**DIRECTIONS FOR THIS TASK:** Starting from the line containing "Convert this document image to plain text.", give again every line through the end of the entries, word for word. Pictures stay out of the copy.
====== SOURCE MATERIAL
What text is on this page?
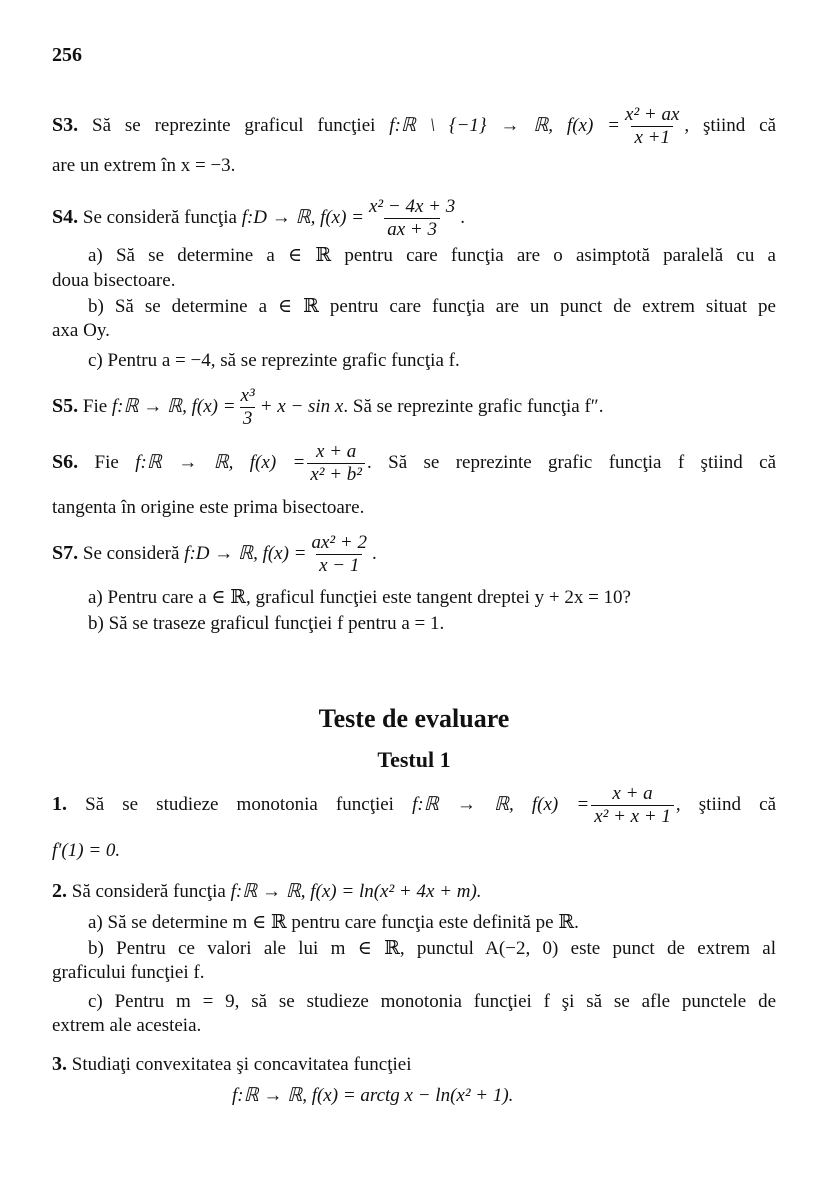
256
S3. Să se reprezinte graficul funcţiei f:ℝ \ {−1} → ℝ, $f(x) = \frac{\text{x² + ax}}{x +1}$ , ştiind că
are un extrem în x = −3.
S4. Se consideră funcţia f:D → ℝ, $f(x) = \frac{\text{x² − 4x + 3}}{ax + 3}$ .
a) Să se determine a ∈ ℝ pentru care funcţia are o asimptotă paralelă cu a
doua bisectoare.
b) Să se determine a ∈ ℝ pentru care funcţia are un punct de extrem situat pe
axa Oy.
c) Pentru a = −4, să se reprezinte grafic funcţia f.
S5. Fie f:ℝ → ℝ, $f(x) = \frac{\text{x³}}{3} + x - \sin x$. Să se reprezinte grafic funcţia f″.
S6. Fie f:ℝ → ℝ, $f(x) = \frac{x + a}{\text{x² + b²}}$ . Să se reprezinte grafic funcţia f ştiind că
tangenta în origine este prima bisectoare.
S7. Se consideră f:D → ℝ, $f(x) = \frac{\text{ax² + 2}}{x - 1}$ .
a) Pentru care a ∈ ℝ, graficul funcţiei este tangent dreptei y + 2x = 10?
b) Să se traseze graficul funcţiei f pentru a = 1.
Teste de evaluare
Testul 1
1. Să se studieze monotonia funcţiei f:ℝ → ℝ, $f(x) = \frac{x + a}{\text{x² + x + 1}}$ , ştiind că
f′(1) = 0.
2. Să consideră funcţia f:ℝ → ℝ, f(x) = ln(x² + 4x + m).
a) Să se determine m ∈ ℝ pentru care funcţia este definită pe ℝ.
b) Pentru ce valori ale lui m ∈ ℝ, punctul A(−2, 0) este punct de extrem al
graficului funcţiei f.
c) Pentru m = 9, să se studieze monotonia funcţiei f şi să se afle punctele de
extrem ale acesteia.
3. Studiaţi convexitatea şi concavitatea funcţiei
f:ℝ → ℝ, f(x) = arctg x − ln(x² + 1).
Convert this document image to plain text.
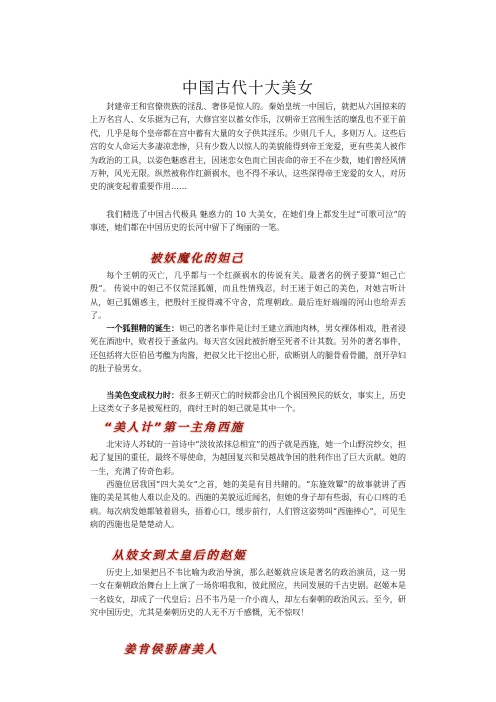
中国古代十大美女

封建帝王和官僚贵族的淫乱、奢侈是惊人的。秦始皇统一中国后，就把从六国掠来的上万名宫人、女乐据为己有，大修宫室以蓄女作乐，汉朝帝王宫闱生活的糜乱也不亚于前代，几乎是每个皇帝都在宫中蓄有大量的女子供其淫乐。少则几千人，多则万人。这些后宫的女人命运大多凄凉悲惨，只有少数人以惊人的美貌能得到帝王宠爱，更有些美人被作为政治的工具，以姿色魅惑君主，因迷恋女色而亡国丧命的帝王不在少数，她们曾经风情万种，风光无限。纵然被称作红颜祸水，也不得不承认，这些深得帝王宠爱的女人，对历史的演变起着重要作用……

我们精选了中国古代极具 魅惑力的 10 大美女，在她们身上都发生过“可歌可泣”的事迹，她们都在中国历史的长河中留下了绚丽的一笔。

被妖魔化的妲己

每个王朝的灭亡，几乎都与一个红颜祸水的传说有关。最著名的例子要算“妲己亡殷”。 传说中的妲己不仅荒淫狐媚，而且性情残忍，纣王迷于妲己的美色，对她言听计从，妲己狐媚惑主，把殷纣王搅得魂不守舍，荒理朝政。最后连好端端的河山也给弄丢了。

一个狐狸精的诞生：妲己的著名事件是让纣王建立酒池肉林，男女裸体相戏，胜者浸死在酒池中，败者投于蚤盆内。每天宫女因此被折磨至死者不计其数。另外的著名事件，还包括将大臣伯邑考醢为肉酱，把叔父比干挖出心肝，砍断别人的腿骨看骨髓，剖开孕妇的肚子验男女。

当美色变成权力时：很多王朝灭亡的时候都会出几个祸国殃民的妖女，事实上，历史上这类女子多是被冤枉的，商纣王时的妲己就是其中一个。

“美人计”第一主角西施

北宋诗人苏轼的一首诗中“淡妆浓抹总相宜”的西子就是西施，她一个山野浣纱女，担起了复国的重任，最终不辱使命，为越国复兴和吴越战争国的胜利作出了巨大贡献。她的一生，充满了传奇色彩。

西施位居我国“四大美女”之首，她的美是有目共睹的。“东施效颦”的故事就讲了西施的美是其他人难以企及的。西施的美貌远近闻名，但她的身子却有些弱，有心口疼的毛病。每次病发她都皱着眉头，捂着心口，缓步前行，人们管这姿势叫“西施捧心”，可见生病的西施也是楚楚动人。

从妓女到太皇后的赵姬

历史上,如果把吕不韦比喻为政治导演，那么赵姬就应该是著名的政治演员，这一男一女在秦朝政治舞台上上演了一场你唱我和，彼此照应，共同发展的千古史剧。赵姬本是一名妓女，却成了一代皇后；吕不韦乃是一介小商人，却左右秦朝的政治风云。至今，研究中国历史，尤其是秦朝历史的人无不万千感慨，无不惊叹！

姜肯侯骄唐美人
============
**SOLUTION FOR THIS EXERCISE:**
Convert this document image to plain text.
中国古代十大美女

封建帝王和官僚贵族的淫乱、奢侈是惊人的。秦始皇统一中国后，就把从六国掠来的上万名宫人、女乐据为己有，大修宫室以蓄女作乐，汉朝帝王宫闱生活的糜乱也不亚于前代，几乎是每个皇帝都在宫中蓄有大量的女子供其淫乐。少则几千人，多则万人。这些后宫的女人命运大多凄凉悲惨，只有少数人以惊人的美貌能得到帝王宠爱，更有些美人被作为政治的工具，以姿色魅惑君主，因迷恋女色而亡国丧命的帝王不在少数，她们曾经风情万种，风光无限。纵然被称作红颜祸水，也不得不承认，这些深得帝王宠爱的女人，对历史的演变起着重要作用……

我们精选了中国古代极具 魅惑力的 10 大美女，在她们身上都发生过“可歌可泣”的事迹，她们都在中国历史的长河中留下了绚丽的一笔。

被妖魔化的妲己

每个王朝的灭亡，几乎都与一个红颜祸水的传说有关。最著名的例子要算“妲己亡殷”。 传说中的妲己不仅荒淫狐媚，而且性情残忍，纣王迷于妲己的美色，对她言听计从，妲己狐媚惑主，把殷纣王搅得魂不守舍，荒理朝政。最后连好端端的河山也给弄丢了。

一个狐狸精的诞生：妲己的著名事件是让纣王建立酒池肉林，男女裸体相戏，胜者浸死在酒池中，败者投于蚤盆内。每天宫女因此被折磨至死者不计其数。另外的著名事件，还包括将大臣伯邑考醢为肉酱，把叔父比干挖出心肝，砍断别人的腿骨看骨髓，剖开孕妇的肚子验男女。

当美色变成权力时：很多王朝灭亡的时候都会出几个祸国殃民的妖女，事实上，历史上这类女子多是被冤枉的，商纣王时的妲己就是其中一个。

“美人计”第一主角西施

北宋诗人苏轼的一首诗中“淡妆浓抹总相宜”的西子就是西施，她一个山野浣纱女，担起了复国的重任，最终不辱使命，为越国复兴和吴越战争国的胜利作出了巨大贡献。她的一生，充满了传奇色彩。

西施位居我国“四大美女”之首，她的美是有目共睹的。“东施效颦”的故事就讲了西施的美是其他人难以企及的。西施的美貌远近闻名，但她的身子却有些弱，有心口疼的毛病。每次病发她都皱着眉头，捂着心口，缓步前行，人们管这姿势叫“西施捧心”，可见生病的西施也是楚楚动人。

从妓女到太皇后的赵姬

历史上,如果把吕不韦比喻为政治导演，那么赵姬就应该是著名的政治演员，这一男一女在秦朝政治舞台上上演了一场你唱我和，彼此照应，共同发展的千古史剧。赵姬本是一名妓女，却成了一代皇后；吕不韦乃是一介小商人，却左右秦朝的政治风云。至今，研究中国历史，尤其是秦朝历史的人无不万千感慨，无不惊叹！

姜肯侯骄唐美人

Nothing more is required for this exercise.